--- Start Excerpted records ---

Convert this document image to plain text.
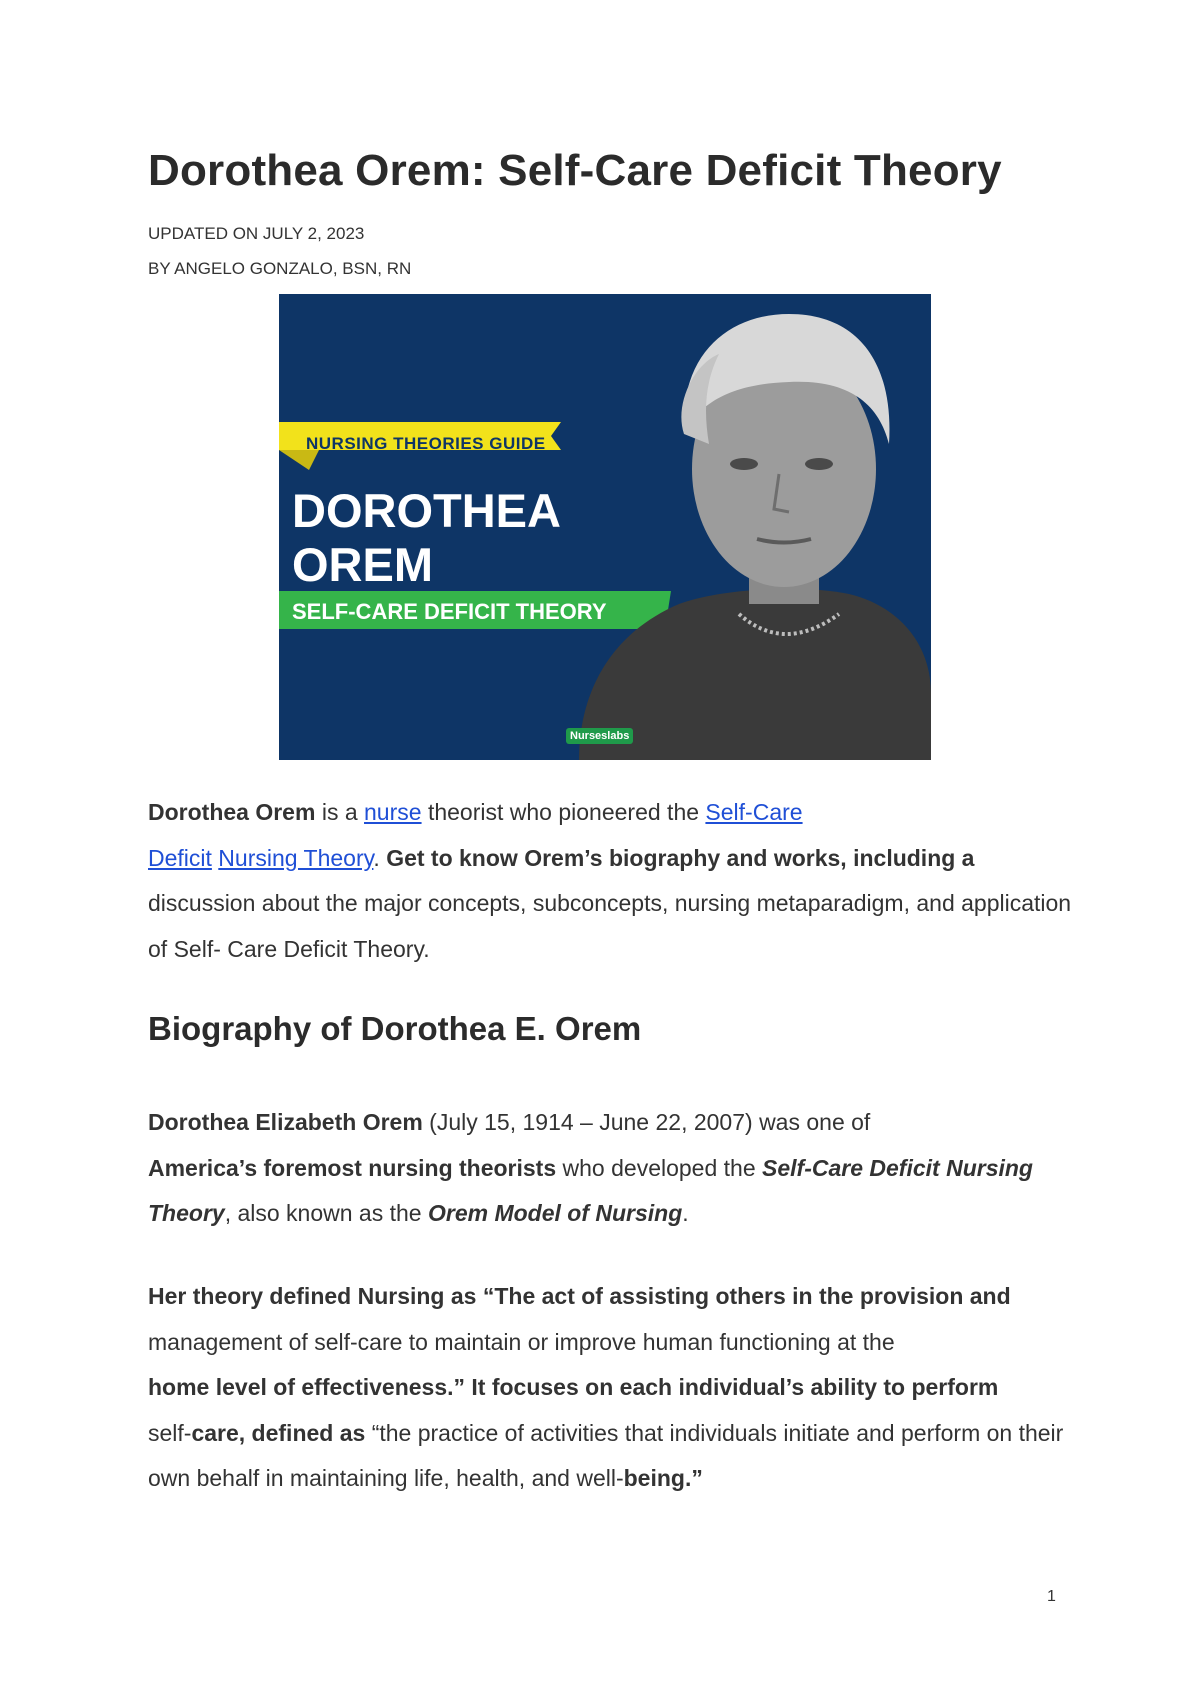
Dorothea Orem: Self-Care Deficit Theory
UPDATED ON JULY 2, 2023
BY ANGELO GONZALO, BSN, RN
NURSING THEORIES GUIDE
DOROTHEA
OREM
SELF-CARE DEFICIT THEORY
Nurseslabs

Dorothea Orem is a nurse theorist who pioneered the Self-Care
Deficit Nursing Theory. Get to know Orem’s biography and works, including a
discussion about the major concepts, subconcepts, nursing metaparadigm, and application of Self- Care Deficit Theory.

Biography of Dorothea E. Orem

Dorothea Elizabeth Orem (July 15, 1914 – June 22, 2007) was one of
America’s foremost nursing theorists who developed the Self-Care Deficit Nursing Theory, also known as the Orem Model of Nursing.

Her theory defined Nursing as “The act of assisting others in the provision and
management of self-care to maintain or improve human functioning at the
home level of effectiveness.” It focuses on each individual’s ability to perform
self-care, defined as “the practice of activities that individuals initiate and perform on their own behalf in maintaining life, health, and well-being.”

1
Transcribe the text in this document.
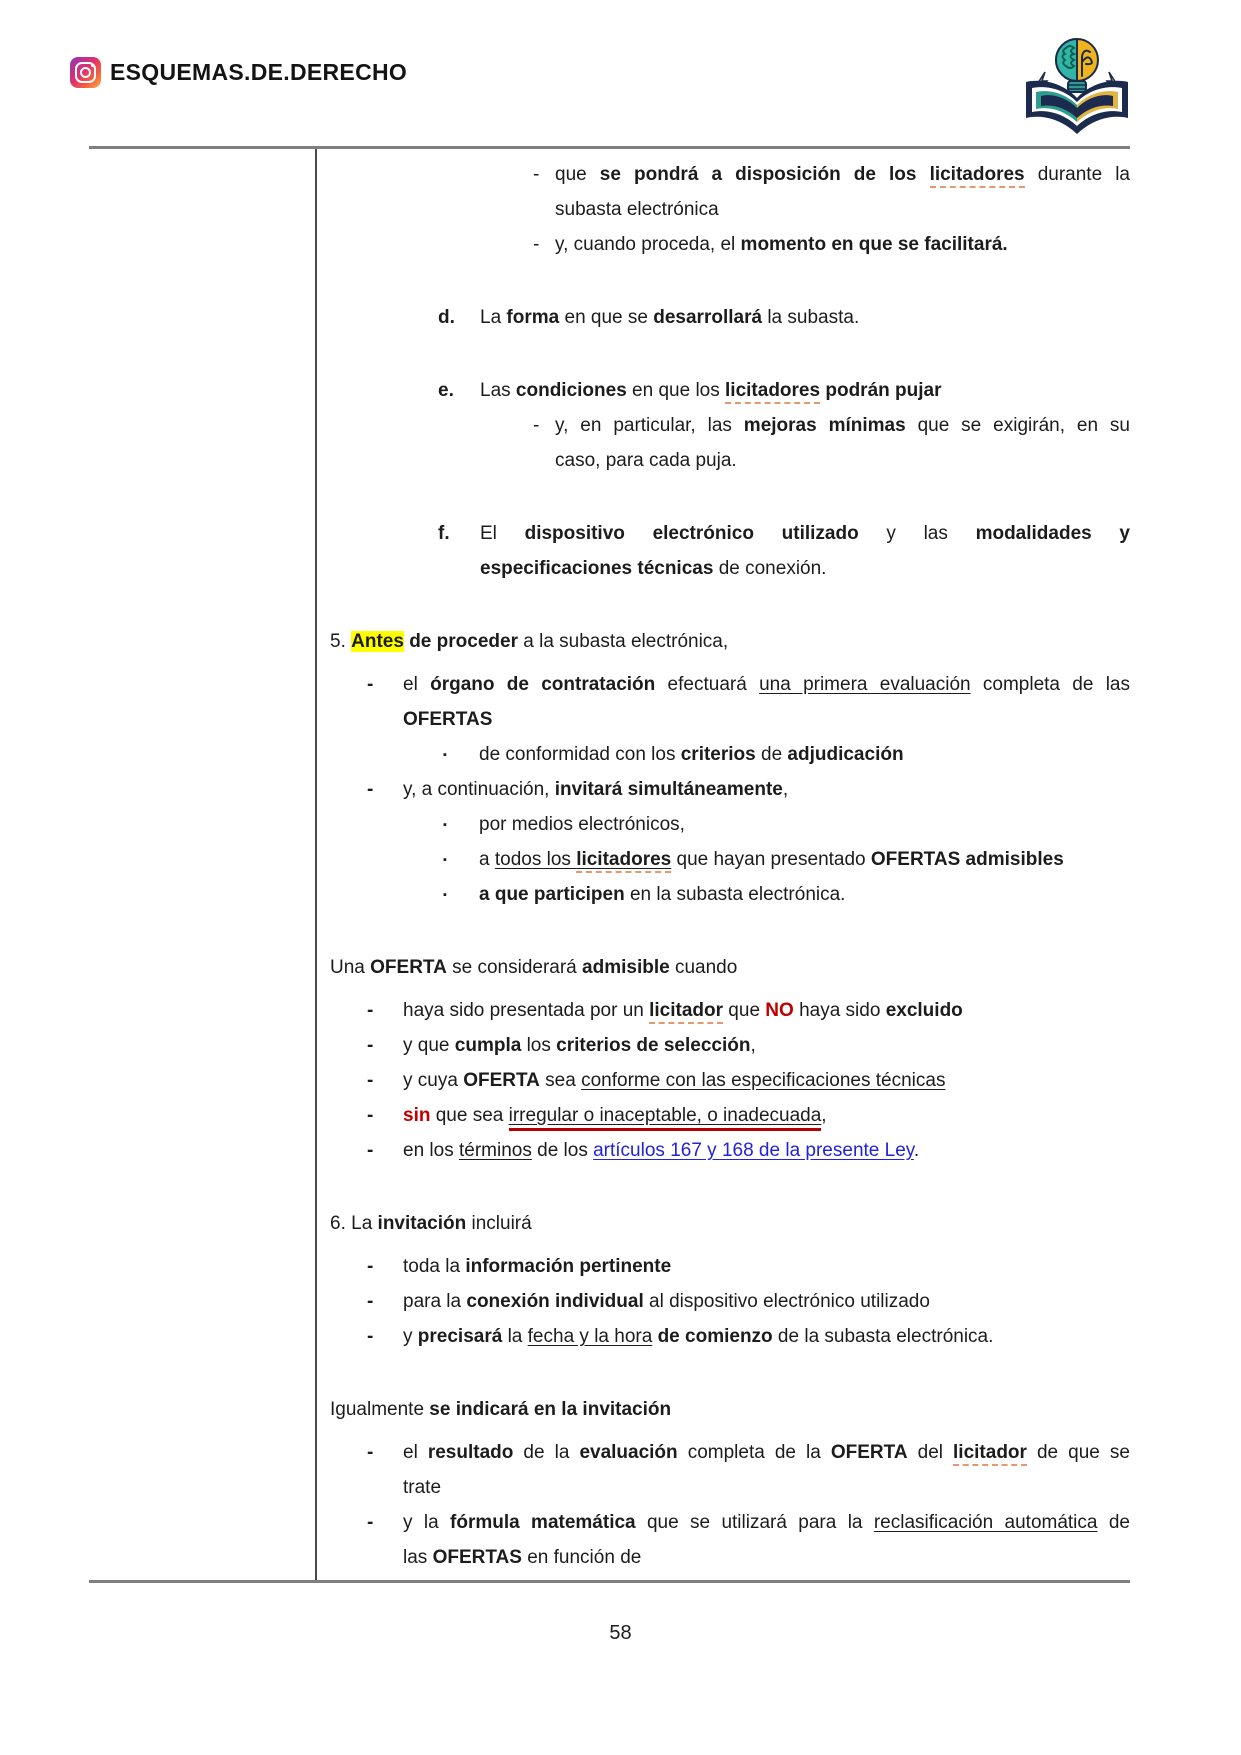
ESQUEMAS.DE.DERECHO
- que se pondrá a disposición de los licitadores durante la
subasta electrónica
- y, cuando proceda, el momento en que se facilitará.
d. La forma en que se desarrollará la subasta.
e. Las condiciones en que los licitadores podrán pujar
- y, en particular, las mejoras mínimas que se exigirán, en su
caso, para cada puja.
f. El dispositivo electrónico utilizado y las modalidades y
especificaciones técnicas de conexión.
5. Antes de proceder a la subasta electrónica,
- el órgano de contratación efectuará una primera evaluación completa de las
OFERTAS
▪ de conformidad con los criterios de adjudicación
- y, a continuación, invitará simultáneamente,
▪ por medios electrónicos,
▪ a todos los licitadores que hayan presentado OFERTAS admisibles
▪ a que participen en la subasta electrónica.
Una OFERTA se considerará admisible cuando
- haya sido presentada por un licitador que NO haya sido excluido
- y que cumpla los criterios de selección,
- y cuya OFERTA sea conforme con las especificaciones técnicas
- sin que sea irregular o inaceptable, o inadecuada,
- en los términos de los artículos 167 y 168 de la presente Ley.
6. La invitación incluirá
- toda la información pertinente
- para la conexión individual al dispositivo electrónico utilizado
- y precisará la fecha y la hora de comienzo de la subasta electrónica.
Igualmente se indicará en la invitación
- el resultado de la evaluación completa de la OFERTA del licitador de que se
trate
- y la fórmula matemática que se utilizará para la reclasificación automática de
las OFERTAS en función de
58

--- End Excerpted records ---

- [The task]:
From the entries above, output every line exactly and omit any image.

- [Full output]:
Convert this document image to plain text.
Dorothea Orem: Self-Care Deficit Theory
UPDATED ON JULY 2, 2023
BY ANGELO GONZALO, BSN, RN
NURSING THEORIES GUIDE
DOROTHEA
OREM
SELF-CARE DEFICIT THEORY
Nurseslabs

Dorothea Orem is a nurse theorist who pioneered the Self-Care
Deficit Nursing Theory. Get to know Orem’s biography and works, including a
discussion about the major concepts, subconcepts, nursing metaparadigm, and application of Self- Care Deficit Theory.

Biography of Dorothea E. Orem

Dorothea Elizabeth Orem (July 15, 1914 – June 22, 2007) was one of
America’s foremost nursing theorists who developed the Self-Care Deficit Nursing Theory, also known as the Orem Model of Nursing.

Her theory defined Nursing as “The act of assisting others in the provision and
management of self-care to maintain or improve human functioning at the
home level of effectiveness.” It focuses on each individual’s ability to perform
self-care, defined as “the practice of activities that individuals initiate and perform on their own behalf in maintaining life, health, and well-being.”

1
Transcribe the text in this document.
ESQUEMAS.DE.DERECHO
- que se pondrá a disposición de los licitadores durante la
subasta electrónica
- y, cuando proceda, el momento en que se facilitará.
d. La forma en que se desarrollará la subasta.
e. Las condiciones en que los licitadores podrán pujar
- y, en particular, las mejoras mínimas que se exigirán, en su
caso, para cada puja.
f. El dispositivo electrónico utilizado y las modalidades y
especificaciones técnicas de conexión.
5. Antes de proceder a la subasta electrónica,
- el órgano de contratación efectuará una primera evaluación completa de las
OFERTAS
▪ de conformidad con los criterios de adjudicación
- y, a continuación, invitará simultáneamente,
▪ por medios electrónicos,
▪ a todos los licitadores que hayan presentado OFERTAS admisibles
▪ a que participen en la subasta electrónica.
Una OFERTA se considerará admisible cuando
- haya sido presentada por un licitador que NO haya sido excluido
- y que cumpla los criterios de selección,
- y cuya OFERTA sea conforme con las especificaciones técnicas
- sin que sea irregular o inaceptable, o inadecuada,
- en los términos de los artículos 167 y 168 de la presente Ley.
6. La invitación incluirá
- toda la información pertinente
- para la conexión individual al dispositivo electrónico utilizado
- y precisará la fecha y la hora de comienzo de la subasta electrónica.
Igualmente se indicará en la invitación
- el resultado de la evaluación completa de la OFERTA del licitador de que se
trate
- y la fórmula matemática que se utilizará para la reclasificación automática de
las OFERTAS en función de
58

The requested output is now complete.